[Data entries]
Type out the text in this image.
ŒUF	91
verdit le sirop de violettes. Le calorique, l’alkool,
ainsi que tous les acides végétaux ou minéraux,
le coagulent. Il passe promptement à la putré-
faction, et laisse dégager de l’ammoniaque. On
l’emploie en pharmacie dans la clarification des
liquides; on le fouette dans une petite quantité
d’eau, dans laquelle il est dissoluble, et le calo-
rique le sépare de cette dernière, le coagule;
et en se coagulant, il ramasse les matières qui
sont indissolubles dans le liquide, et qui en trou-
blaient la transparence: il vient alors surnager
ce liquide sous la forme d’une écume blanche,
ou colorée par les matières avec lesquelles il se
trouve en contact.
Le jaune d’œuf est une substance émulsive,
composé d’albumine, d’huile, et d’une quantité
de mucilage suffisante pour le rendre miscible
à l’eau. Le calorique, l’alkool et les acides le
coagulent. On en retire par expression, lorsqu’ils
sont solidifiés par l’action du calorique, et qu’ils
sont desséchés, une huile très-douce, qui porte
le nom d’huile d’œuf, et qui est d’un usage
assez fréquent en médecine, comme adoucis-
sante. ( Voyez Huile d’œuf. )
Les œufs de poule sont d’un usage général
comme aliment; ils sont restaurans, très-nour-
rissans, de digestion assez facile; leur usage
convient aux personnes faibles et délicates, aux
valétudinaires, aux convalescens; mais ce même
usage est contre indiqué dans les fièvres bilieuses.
* * *
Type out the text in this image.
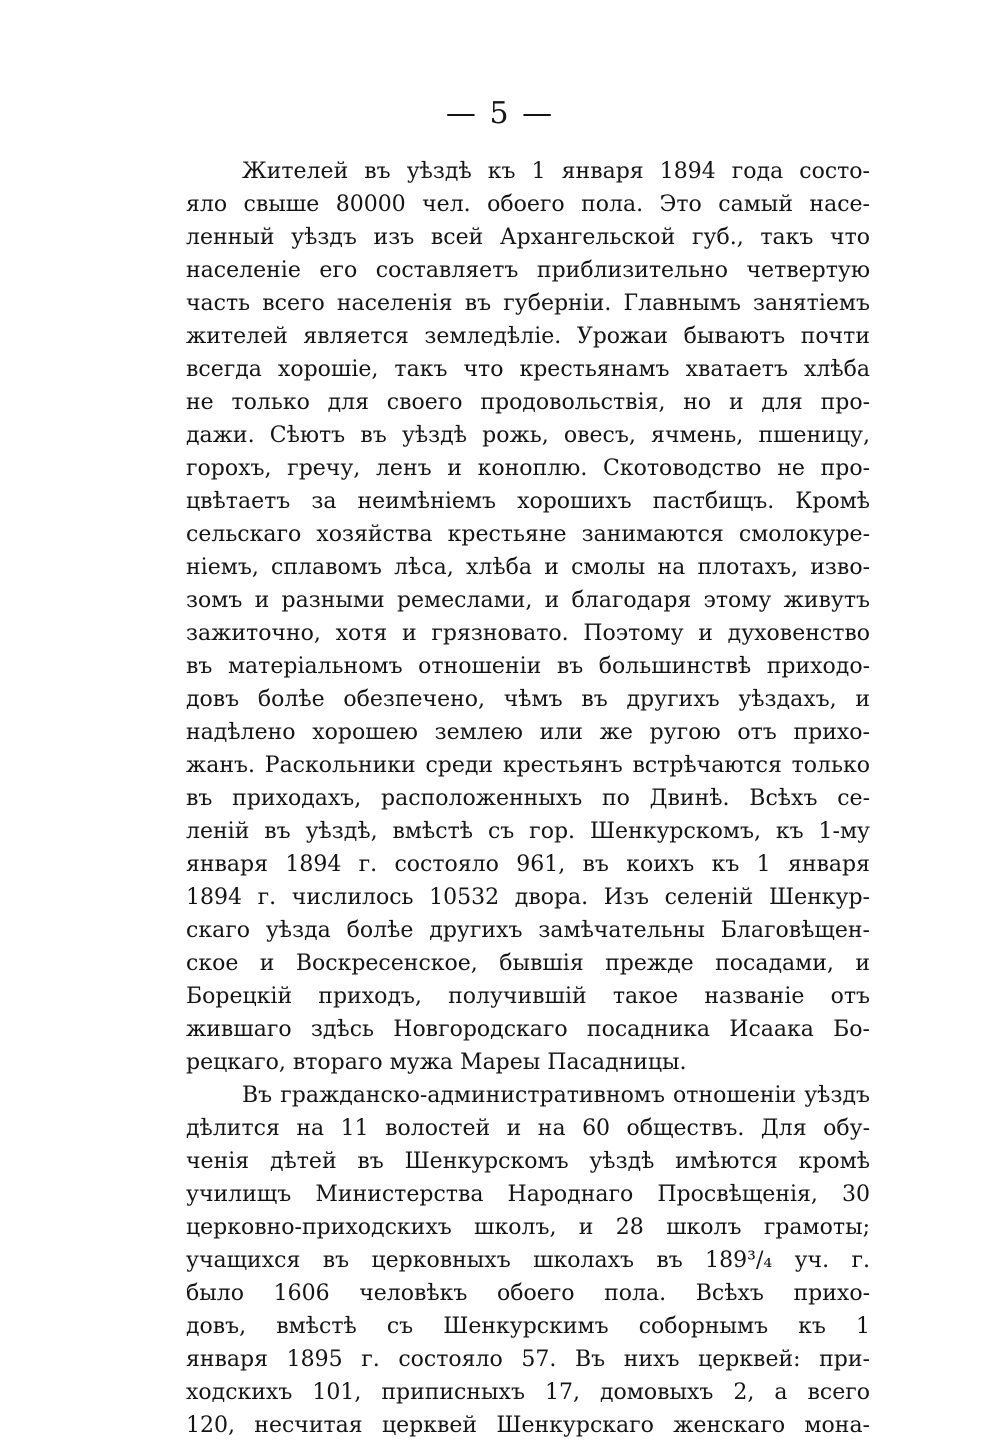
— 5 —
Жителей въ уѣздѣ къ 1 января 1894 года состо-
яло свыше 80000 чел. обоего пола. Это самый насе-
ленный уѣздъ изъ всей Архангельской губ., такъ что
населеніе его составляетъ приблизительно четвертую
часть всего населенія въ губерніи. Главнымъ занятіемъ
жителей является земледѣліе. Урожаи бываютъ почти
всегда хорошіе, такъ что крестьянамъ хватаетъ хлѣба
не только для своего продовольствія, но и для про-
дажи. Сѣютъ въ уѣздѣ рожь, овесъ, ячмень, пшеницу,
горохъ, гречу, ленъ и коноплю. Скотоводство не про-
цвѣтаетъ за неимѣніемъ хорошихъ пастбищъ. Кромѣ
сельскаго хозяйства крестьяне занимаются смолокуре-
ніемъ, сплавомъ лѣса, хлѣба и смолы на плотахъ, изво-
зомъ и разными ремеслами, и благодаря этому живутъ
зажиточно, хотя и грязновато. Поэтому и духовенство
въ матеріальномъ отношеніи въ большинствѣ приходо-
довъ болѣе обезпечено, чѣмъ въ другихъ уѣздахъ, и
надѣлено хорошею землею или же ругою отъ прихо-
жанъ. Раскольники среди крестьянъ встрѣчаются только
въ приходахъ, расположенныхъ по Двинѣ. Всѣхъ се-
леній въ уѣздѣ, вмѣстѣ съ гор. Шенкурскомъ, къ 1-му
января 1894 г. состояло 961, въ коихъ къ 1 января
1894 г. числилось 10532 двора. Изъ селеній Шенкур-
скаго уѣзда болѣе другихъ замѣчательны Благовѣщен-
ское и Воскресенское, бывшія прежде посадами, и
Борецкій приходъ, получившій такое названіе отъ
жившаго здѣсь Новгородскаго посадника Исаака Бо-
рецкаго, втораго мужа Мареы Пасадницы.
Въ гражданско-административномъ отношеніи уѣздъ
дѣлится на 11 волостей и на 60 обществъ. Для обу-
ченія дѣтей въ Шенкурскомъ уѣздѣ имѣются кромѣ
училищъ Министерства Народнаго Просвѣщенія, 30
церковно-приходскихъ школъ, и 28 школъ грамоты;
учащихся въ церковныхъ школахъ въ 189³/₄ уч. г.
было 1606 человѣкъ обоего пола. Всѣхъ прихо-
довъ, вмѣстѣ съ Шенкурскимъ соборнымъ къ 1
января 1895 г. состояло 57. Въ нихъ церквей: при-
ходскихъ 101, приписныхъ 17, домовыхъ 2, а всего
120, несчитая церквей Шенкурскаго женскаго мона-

- **Work instructions**
Look through the entries and return every line where "alkool" appears.

- **Written solution**
verdit le sirop de violettes. Le calorique, l’alkool,
à l’eau. Le calorique, l’alkool et les acides le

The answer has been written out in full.